> Given exercise:
Look through the records below, and copy out every line that holds the string "text".

> Raw data:
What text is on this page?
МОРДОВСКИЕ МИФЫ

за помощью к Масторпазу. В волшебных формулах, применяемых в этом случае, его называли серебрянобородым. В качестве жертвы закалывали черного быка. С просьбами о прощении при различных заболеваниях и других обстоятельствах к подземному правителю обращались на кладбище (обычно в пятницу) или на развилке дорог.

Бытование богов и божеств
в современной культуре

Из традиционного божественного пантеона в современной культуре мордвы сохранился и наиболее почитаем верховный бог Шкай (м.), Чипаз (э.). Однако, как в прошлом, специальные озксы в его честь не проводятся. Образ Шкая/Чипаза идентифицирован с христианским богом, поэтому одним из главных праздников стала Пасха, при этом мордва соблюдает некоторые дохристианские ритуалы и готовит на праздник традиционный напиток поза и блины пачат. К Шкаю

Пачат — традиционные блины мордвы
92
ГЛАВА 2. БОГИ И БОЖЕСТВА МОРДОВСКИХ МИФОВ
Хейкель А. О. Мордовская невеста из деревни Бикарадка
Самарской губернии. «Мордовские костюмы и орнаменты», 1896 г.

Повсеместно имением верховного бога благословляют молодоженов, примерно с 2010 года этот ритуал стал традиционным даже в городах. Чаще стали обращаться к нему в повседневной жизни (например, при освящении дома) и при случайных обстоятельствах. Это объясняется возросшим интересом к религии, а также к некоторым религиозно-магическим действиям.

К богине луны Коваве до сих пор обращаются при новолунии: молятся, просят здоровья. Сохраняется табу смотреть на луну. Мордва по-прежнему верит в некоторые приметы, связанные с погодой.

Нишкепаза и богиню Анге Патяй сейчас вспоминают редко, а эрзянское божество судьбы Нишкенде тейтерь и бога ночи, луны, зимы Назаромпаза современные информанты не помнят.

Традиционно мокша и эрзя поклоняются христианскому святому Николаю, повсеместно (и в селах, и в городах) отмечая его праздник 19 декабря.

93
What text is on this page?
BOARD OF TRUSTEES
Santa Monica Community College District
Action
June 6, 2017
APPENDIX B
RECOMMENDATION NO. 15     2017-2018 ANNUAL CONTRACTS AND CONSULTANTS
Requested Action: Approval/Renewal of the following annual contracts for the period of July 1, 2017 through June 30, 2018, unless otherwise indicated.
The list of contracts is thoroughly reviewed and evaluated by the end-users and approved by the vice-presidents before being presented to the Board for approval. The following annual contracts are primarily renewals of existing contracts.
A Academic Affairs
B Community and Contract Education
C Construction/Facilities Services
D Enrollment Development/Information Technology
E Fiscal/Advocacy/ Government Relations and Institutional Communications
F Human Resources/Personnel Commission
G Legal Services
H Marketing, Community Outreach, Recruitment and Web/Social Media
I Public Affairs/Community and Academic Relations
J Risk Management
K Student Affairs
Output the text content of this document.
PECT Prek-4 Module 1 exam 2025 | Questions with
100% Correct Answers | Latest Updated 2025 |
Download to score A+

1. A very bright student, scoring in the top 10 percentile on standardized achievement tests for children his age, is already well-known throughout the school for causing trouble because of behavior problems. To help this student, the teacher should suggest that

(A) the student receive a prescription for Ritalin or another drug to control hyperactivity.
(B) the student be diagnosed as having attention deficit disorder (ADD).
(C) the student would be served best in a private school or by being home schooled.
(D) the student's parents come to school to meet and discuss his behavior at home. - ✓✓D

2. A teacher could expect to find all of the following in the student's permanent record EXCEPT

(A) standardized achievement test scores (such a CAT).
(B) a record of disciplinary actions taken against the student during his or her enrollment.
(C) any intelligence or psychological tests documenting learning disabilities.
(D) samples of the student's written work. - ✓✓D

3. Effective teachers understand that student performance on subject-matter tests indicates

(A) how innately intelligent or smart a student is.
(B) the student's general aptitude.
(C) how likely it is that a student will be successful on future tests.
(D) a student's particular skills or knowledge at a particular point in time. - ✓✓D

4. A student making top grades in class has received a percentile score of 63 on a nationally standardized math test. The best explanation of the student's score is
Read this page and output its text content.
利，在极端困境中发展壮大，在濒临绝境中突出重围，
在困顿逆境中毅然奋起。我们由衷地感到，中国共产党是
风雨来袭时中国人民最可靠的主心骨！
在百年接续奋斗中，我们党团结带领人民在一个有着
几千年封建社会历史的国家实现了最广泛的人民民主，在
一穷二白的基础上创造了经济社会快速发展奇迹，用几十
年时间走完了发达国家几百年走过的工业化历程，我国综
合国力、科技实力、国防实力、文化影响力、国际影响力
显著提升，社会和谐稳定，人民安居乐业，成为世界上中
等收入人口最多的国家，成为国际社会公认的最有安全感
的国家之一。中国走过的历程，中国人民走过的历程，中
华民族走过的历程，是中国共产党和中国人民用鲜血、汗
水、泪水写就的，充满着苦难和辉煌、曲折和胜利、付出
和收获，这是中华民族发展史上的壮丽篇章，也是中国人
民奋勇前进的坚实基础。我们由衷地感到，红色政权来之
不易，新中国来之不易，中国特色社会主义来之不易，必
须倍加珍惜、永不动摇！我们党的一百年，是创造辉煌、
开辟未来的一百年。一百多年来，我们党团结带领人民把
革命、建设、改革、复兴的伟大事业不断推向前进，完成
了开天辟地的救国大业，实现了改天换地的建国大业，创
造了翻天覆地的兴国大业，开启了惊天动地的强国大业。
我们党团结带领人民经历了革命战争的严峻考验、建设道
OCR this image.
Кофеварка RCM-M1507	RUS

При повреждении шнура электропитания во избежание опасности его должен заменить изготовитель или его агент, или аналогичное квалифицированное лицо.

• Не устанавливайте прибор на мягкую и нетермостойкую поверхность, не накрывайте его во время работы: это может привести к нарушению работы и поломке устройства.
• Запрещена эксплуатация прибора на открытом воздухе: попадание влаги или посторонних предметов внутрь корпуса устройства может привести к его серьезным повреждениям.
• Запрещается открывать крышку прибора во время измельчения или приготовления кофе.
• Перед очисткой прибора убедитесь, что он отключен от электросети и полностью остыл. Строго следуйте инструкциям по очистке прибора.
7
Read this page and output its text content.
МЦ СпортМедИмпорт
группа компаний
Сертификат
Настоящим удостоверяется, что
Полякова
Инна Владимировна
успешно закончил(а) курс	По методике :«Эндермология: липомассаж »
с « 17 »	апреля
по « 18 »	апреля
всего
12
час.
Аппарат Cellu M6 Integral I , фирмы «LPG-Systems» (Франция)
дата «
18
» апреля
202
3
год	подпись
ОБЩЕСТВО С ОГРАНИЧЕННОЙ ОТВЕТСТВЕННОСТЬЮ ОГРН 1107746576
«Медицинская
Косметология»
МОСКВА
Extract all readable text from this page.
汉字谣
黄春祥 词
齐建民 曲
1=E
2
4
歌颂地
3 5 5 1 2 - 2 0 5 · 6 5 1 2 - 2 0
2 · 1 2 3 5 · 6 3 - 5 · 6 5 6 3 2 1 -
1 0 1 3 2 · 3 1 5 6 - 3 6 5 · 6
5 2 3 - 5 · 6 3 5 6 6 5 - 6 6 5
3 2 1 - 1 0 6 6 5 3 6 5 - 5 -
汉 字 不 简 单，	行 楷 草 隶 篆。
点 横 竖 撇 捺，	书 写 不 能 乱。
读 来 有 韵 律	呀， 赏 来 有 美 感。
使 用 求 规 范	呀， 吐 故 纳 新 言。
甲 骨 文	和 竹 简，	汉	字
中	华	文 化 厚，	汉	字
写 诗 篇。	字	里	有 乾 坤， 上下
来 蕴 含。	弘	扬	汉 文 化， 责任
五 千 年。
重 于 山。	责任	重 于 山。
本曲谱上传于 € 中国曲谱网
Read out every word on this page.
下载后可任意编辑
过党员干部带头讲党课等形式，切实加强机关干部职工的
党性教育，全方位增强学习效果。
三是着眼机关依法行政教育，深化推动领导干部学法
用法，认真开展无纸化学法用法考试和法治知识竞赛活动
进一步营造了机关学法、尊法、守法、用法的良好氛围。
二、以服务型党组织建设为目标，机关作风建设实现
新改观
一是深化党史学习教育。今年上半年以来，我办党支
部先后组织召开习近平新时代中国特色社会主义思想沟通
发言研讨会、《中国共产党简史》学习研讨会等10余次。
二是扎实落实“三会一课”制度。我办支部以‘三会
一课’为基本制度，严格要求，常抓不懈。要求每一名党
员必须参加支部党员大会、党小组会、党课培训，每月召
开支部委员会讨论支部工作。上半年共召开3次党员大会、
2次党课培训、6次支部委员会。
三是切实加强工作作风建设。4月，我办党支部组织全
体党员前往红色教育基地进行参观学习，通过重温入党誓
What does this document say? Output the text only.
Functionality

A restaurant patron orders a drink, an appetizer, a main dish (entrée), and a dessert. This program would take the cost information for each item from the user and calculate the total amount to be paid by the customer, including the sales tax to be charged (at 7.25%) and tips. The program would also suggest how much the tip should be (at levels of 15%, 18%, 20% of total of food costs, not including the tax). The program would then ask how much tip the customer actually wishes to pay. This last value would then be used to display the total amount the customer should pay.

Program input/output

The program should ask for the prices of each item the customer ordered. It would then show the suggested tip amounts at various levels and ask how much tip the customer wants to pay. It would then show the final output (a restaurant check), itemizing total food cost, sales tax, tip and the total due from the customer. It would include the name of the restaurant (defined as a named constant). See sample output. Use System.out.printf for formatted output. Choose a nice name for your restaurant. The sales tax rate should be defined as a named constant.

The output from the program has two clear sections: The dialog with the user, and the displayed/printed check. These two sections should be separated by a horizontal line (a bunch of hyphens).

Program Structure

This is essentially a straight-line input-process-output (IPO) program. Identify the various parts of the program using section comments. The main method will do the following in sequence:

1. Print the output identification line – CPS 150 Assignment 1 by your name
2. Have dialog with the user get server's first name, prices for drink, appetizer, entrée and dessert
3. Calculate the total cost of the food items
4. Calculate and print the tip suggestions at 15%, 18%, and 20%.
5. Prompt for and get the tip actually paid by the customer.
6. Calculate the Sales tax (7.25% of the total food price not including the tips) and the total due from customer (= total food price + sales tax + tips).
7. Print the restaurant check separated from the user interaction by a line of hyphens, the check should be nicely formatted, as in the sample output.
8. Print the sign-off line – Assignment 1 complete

> Exercise result:
What text is on this page?
What text is on this page?
Output the text content of this document.
Read this page and output its text content.
Read this page and output its text content.
Extract all readable text from this page.
What does this document say? Output the text only.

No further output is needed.